» WHAT THE TASK REQUIRES
Find all the lines with "Report" and gather them.

» INFORMATION SHOWN
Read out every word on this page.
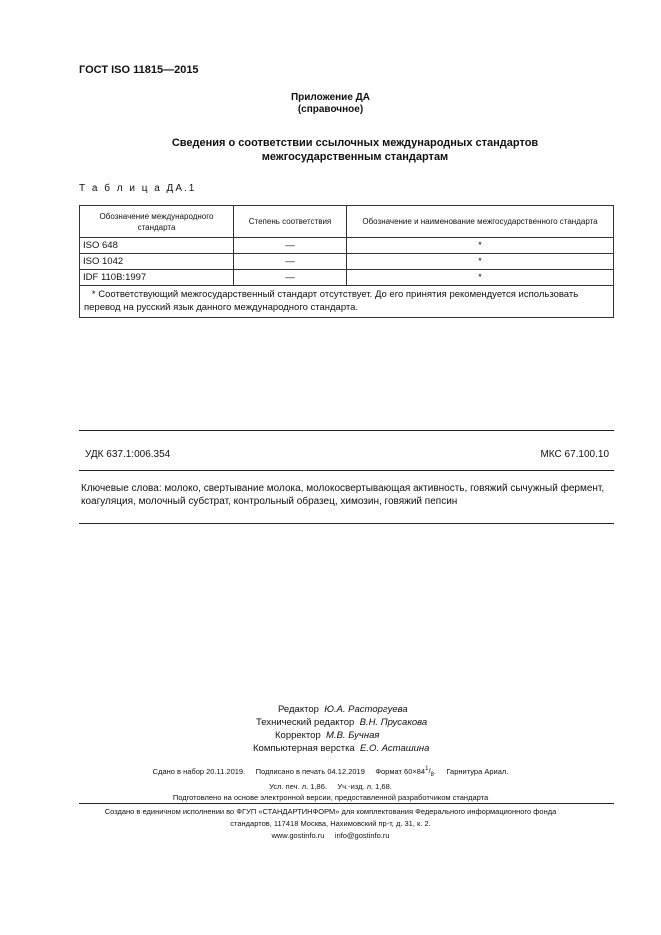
ГОСТ ISO 11815—2015
Приложение ДА
(справочное)
Сведения о соответствии ссылочных международных стандартов
межгосударственным стандартам
Т а б л и ц а ДА.1
Обозначение международного стандарта	Степень соответствия	Обозначение и наименование межгосударственного стандарта
ISO 648	—	*
ISO 1042	—	*
IDF 110B:1997	—	*
* Соответствующий межгосударственный стандарт отсутствует. До его принятия рекомендуется использовать перевод на русский язык данного международного стандарта.		
УДК 637.1:006.354	МКС 67.100.10
Ключевые слова: молоко, свертывание молока, молокосвертывающая активность, говяжий сычужный фермент, коагуляция, молочный субстрат, контрольный образец, химозин, говяжий пепсин
Редактор Ю.А. Расторгуева
Технический редактор В.Н. Прусакова
Корректор М.В. Бучная
Компьютерная верстка Е.О. Асташина
Сдано в набор 20.11.2019. Подписано в печать 04.12.2019 Формат $60\times 84^1/_8$.     Гарнитура Ариал.
Усл. печ. л. 1,86. Уч.-изд. л. 1,68.
Подготовлено на основе электронной версии, предоставленной разработчиком стандарта
Создано в единичном исполнении во ФГУП «СТАНДАРТИНФОРМ» для комплектования Федерального информационного фонда
стандартов, 117418 Москва, Нахимовский пр-т, д. 31, к. 2.
www.gostinfo.ru info@gostinfo.ru
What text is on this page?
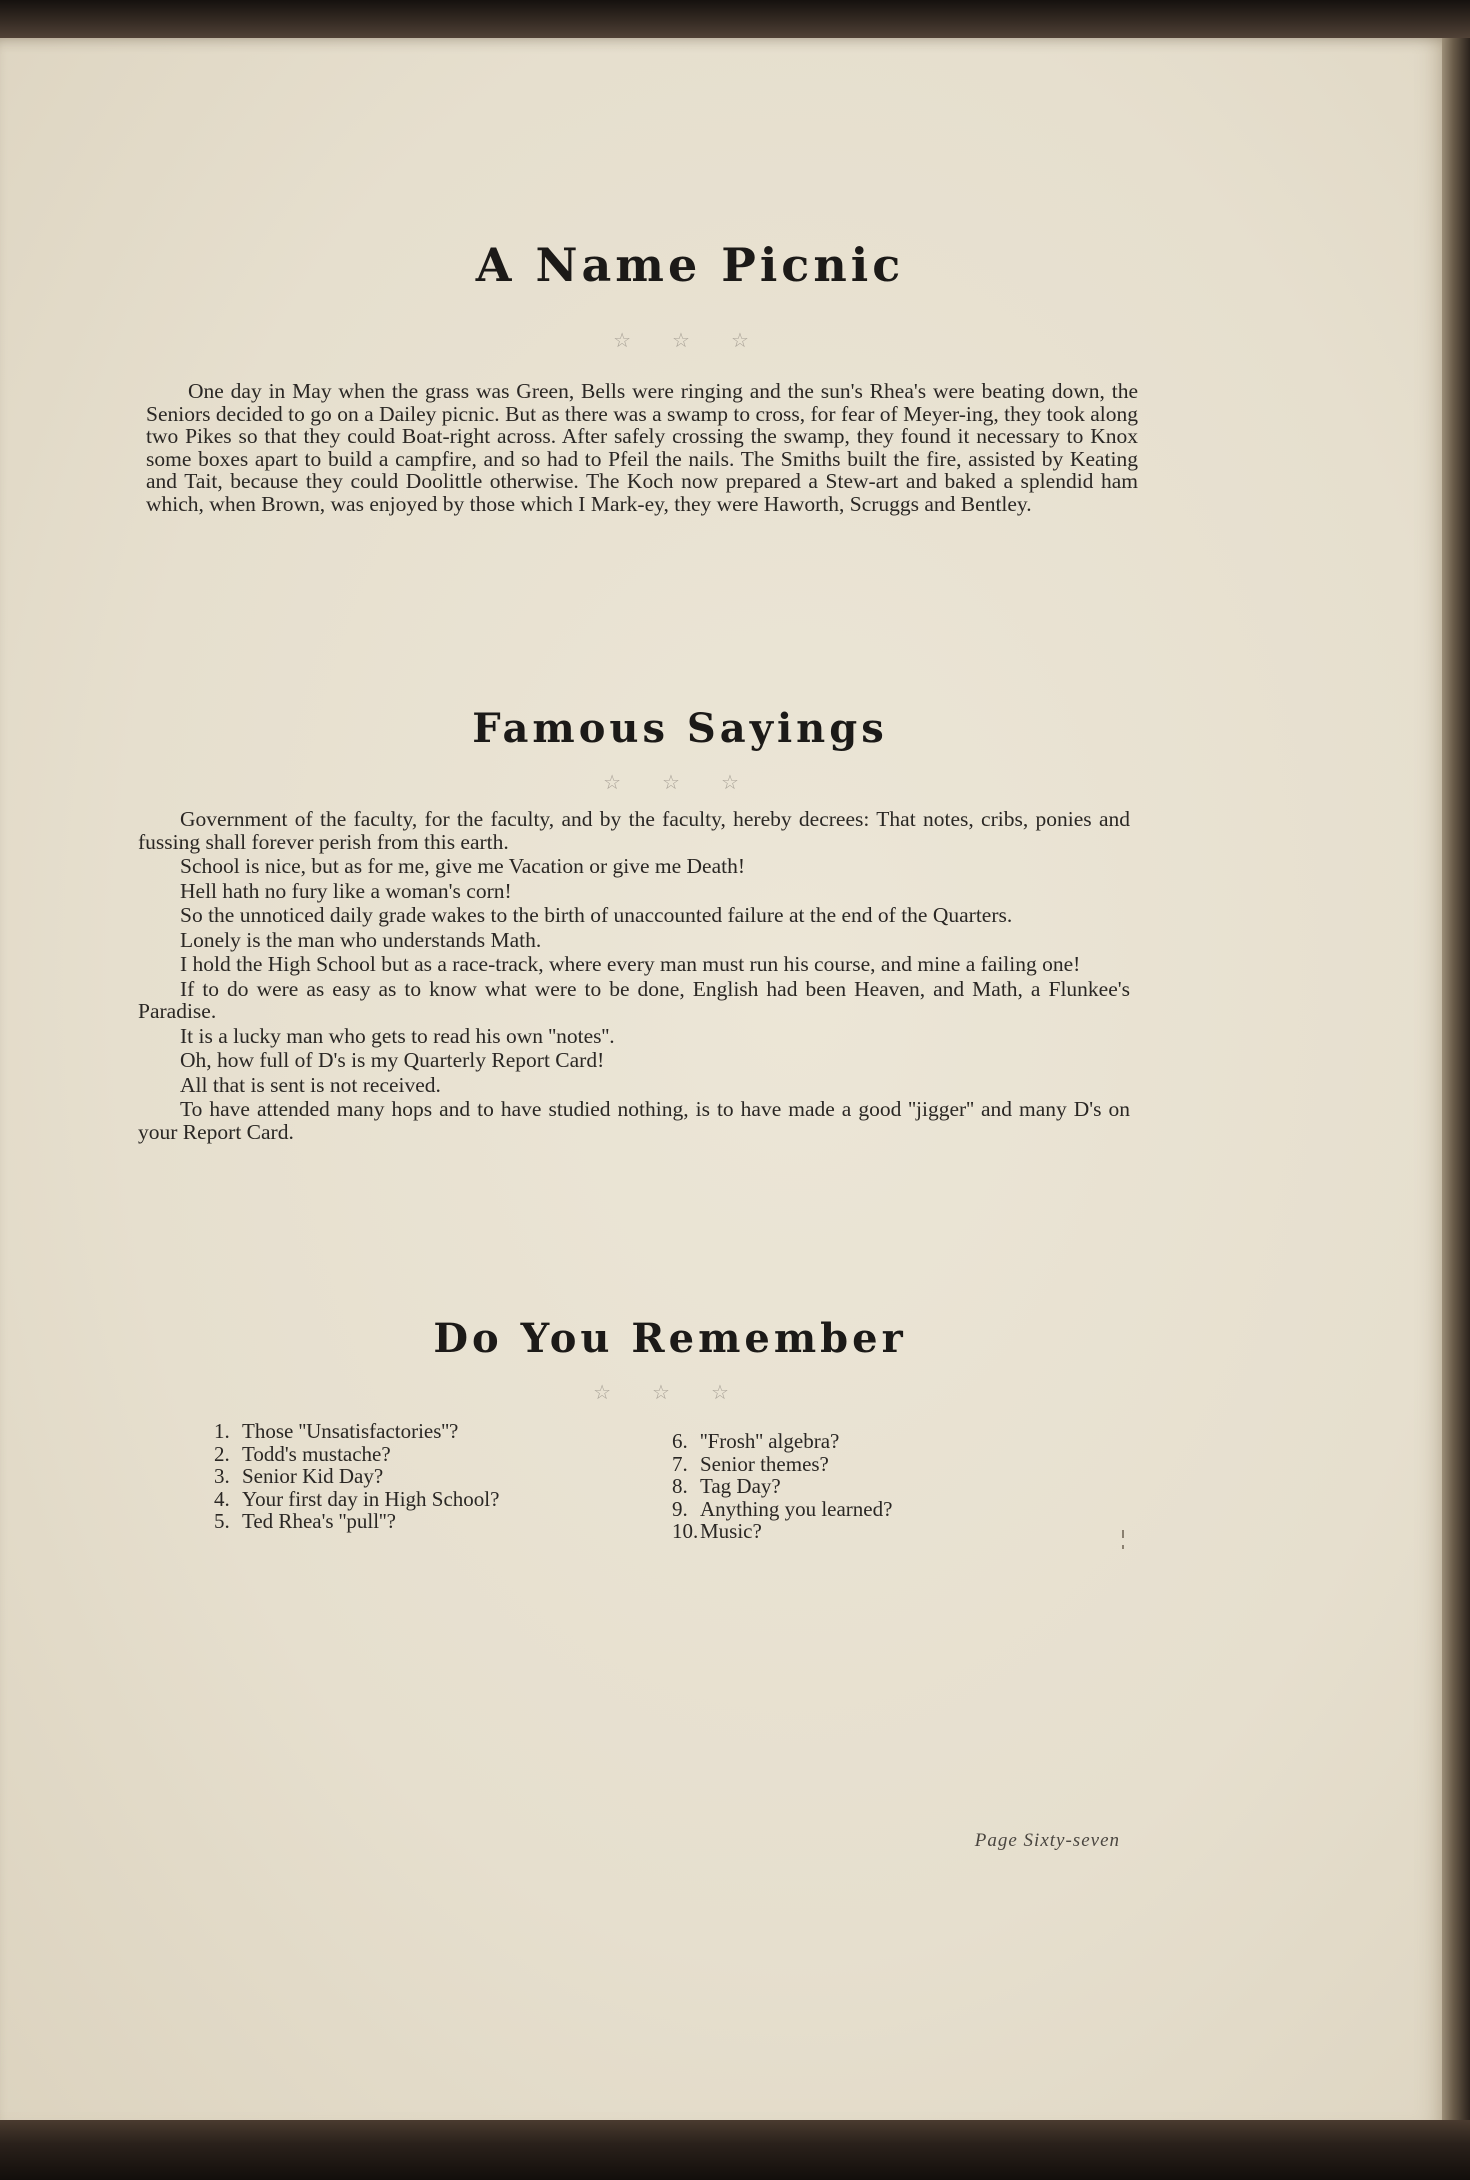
A Name Picnic
☆ ☆ ☆

One day in May when the grass was Green, Bells were ringing and the sun's Rhea's were beating down, the Seniors decided to go on a Dailey picnic. But as there was a swamp to cross, for fear of Meyer-ing, they took along two Pikes so that they could Boat-right across. After safely crossing the swamp, they found it necessary to Knox some boxes apart to build a campfire, and so had to Pfeil the nails. The Smiths built the fire, assisted by Keating and Tait, because they could Doolittle otherwise. The Koch now prepared a Stew-art and baked a splendid ham which, when Brown, was enjoyed by those which I Mark-ey, they were Haworth, Scruggs and Bentley.

Famous Sayings
☆ ☆ ☆

Government of the faculty, for the faculty, and by the faculty, hereby decrees: That notes, cribs, ponies and fussing shall forever perish from this earth.

School is nice, but as for me, give me Vacation or give me Death!

Hell hath no fury like a woman's corn!

So the unnoticed daily grade wakes to the birth of unaccounted failure at the end of the Quarters.

Lonely is the man who understands Math.

I hold the High School but as a race-track, where every man must run his course, and mine a failing one!

If to do were as easy as to know what were to be done, English had been Heaven, and Math, a Flunkee's Paradise.

It is a lucky man who gets to read his own ''notes''.

Oh, how full of D's is my Quarterly Report Card!

All that is sent is not received.

To have attended many hops and to have studied nothing, is to have made a good ''jigger'' and many D's on your Report Card.

Do You Remember
☆ ☆ ☆
1. Those ''Unsatisfactories''?
2. Todd's mustache?
3. Senior Kid Day?
4. Your first day in High School?
5. Ted Rhea's ''pull''?
6. ''Frosh'' algebra?
7. Senior themes?
8. Tag Day?
9. Anything you learned?
10.Music?
Page Sixty-seven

» THE SOLUTION
Oh, how full of D's is my Quarterly Report Card!
To have attended many hops and to have studied nothing, is to have made a good ''jigger'' and many D's on your Report Card.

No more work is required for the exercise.